Short problem — Wherever the word "name" turns up in a line of the entries, copy that line.

[start of Data shown]

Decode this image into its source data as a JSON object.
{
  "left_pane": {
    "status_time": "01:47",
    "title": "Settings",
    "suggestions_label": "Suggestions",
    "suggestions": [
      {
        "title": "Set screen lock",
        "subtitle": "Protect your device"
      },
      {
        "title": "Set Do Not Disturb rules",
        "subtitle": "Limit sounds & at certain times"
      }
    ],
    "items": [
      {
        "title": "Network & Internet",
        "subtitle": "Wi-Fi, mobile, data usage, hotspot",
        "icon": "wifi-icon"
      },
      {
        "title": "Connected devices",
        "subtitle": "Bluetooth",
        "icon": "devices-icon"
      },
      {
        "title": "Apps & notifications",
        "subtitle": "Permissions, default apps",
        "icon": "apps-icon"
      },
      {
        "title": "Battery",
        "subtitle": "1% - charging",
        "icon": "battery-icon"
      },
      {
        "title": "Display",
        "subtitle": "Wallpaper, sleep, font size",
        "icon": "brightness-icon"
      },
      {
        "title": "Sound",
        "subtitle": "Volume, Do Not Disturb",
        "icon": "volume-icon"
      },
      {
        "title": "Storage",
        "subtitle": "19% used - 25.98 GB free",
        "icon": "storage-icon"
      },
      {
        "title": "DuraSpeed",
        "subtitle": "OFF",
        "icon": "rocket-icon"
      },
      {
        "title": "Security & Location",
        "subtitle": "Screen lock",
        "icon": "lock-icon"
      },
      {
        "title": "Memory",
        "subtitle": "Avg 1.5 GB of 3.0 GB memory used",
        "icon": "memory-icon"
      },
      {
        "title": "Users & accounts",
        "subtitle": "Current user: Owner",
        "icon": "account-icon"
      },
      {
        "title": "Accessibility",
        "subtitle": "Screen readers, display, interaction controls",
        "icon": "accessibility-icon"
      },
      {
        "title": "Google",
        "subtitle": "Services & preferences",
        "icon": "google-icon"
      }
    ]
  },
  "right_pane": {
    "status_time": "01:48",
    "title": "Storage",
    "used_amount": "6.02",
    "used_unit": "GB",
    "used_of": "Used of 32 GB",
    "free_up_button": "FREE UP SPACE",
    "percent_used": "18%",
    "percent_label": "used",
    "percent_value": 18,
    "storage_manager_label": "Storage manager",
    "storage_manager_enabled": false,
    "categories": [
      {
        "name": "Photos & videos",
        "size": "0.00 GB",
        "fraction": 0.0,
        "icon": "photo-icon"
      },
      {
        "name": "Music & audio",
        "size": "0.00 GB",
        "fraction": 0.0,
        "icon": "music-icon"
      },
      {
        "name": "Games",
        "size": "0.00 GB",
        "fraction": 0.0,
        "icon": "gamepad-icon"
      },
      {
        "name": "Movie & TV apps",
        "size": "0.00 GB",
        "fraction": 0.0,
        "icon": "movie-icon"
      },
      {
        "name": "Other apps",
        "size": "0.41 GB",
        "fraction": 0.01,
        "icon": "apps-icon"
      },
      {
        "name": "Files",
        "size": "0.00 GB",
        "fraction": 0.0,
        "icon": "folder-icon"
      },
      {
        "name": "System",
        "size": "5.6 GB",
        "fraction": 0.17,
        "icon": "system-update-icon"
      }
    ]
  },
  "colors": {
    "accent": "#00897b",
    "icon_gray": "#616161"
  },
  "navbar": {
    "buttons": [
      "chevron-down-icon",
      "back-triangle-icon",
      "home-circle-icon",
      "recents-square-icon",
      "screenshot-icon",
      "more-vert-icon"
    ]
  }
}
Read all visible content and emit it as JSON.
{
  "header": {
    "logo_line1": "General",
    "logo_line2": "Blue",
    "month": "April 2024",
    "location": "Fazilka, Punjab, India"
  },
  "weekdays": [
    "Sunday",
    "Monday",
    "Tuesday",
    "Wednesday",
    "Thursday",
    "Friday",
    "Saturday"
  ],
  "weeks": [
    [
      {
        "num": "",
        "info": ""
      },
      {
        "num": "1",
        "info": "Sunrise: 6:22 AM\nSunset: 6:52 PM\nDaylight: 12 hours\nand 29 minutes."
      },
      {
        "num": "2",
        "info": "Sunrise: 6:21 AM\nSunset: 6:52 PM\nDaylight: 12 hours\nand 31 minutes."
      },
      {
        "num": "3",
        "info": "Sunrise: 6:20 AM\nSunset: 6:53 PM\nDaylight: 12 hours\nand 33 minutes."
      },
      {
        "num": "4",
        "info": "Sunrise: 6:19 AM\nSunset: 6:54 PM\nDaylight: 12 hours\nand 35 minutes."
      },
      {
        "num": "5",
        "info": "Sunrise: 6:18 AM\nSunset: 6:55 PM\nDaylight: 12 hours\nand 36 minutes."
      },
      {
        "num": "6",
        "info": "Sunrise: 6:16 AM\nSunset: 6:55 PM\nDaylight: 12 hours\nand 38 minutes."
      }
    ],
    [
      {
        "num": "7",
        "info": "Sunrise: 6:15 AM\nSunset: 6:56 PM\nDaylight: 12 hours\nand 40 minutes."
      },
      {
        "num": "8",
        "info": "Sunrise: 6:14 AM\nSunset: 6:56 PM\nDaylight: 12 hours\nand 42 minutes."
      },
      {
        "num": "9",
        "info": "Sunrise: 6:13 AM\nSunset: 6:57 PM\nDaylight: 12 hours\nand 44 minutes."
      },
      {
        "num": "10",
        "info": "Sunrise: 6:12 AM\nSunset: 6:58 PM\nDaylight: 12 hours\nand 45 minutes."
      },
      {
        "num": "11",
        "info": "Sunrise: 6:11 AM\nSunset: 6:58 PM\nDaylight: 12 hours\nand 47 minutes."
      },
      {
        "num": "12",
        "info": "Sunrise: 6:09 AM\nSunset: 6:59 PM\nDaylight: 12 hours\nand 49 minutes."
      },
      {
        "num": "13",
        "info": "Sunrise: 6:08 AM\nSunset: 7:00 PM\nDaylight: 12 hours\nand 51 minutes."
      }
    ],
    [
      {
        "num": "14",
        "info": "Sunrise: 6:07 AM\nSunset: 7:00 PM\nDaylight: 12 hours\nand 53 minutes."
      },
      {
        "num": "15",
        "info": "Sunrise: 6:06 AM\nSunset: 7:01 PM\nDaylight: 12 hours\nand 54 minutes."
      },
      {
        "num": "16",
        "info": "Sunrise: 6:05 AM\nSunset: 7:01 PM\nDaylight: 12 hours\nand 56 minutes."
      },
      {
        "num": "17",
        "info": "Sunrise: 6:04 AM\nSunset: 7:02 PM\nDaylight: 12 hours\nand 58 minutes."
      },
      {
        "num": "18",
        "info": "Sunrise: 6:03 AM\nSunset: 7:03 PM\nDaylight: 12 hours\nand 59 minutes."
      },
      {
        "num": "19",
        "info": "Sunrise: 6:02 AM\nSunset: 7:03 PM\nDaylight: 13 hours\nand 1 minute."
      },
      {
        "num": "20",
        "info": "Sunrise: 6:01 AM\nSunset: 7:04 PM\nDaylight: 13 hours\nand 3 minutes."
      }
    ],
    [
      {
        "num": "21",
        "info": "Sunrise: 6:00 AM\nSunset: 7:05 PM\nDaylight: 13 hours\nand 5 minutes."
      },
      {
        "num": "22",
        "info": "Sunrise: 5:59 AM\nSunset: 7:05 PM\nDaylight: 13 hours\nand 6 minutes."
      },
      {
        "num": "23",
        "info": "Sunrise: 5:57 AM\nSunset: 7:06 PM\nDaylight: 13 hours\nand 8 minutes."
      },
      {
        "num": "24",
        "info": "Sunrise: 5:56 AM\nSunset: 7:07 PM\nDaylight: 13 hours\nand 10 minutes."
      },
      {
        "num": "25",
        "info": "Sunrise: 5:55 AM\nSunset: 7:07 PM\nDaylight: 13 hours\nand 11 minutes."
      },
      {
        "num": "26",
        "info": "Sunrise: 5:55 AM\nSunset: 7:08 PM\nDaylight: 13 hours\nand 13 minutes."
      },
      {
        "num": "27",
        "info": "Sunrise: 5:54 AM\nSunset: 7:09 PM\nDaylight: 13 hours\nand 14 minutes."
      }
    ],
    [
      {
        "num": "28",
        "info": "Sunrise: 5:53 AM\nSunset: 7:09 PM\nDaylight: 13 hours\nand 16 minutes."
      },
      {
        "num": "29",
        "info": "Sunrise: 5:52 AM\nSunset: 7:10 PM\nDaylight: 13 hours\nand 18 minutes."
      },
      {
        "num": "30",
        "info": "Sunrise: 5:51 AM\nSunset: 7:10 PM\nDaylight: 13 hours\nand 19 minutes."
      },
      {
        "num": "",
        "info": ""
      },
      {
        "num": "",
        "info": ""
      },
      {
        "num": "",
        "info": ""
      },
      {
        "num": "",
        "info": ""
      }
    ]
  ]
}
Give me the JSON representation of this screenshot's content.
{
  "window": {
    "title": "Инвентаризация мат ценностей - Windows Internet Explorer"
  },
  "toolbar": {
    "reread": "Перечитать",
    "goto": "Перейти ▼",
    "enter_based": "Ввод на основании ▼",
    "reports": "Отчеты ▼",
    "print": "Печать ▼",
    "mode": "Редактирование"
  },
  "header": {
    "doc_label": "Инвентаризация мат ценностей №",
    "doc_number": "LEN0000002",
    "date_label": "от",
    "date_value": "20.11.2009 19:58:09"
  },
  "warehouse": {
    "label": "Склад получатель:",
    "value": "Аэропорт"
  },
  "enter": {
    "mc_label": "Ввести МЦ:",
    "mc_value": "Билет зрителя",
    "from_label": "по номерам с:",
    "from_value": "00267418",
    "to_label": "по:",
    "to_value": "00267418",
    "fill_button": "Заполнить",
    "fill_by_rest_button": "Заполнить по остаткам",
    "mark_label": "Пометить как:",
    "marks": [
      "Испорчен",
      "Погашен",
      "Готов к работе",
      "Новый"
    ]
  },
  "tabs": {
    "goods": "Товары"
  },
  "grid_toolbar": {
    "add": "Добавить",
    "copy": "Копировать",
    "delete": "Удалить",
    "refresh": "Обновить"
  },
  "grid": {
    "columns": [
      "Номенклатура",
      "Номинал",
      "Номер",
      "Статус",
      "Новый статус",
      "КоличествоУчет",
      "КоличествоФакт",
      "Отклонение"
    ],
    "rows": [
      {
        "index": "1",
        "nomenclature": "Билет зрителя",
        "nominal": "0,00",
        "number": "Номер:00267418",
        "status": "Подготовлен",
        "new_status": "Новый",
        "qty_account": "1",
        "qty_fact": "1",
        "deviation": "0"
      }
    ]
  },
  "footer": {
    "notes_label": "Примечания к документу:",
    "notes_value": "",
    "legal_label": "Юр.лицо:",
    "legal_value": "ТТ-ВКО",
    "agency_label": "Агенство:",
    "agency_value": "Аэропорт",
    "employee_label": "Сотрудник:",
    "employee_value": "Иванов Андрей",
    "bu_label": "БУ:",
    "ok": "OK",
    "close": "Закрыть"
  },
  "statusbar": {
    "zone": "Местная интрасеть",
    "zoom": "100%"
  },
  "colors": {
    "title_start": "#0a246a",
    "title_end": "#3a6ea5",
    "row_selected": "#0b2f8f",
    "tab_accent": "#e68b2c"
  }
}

[end of Data shown]

Solved exercise —
        "name": "Photos & videos",
        "name": "Music & audio",
        "name": "Games",
        "name": "Movie & TV apps",
        "name": "Other apps",
        "name": "Files",
        "name": "System",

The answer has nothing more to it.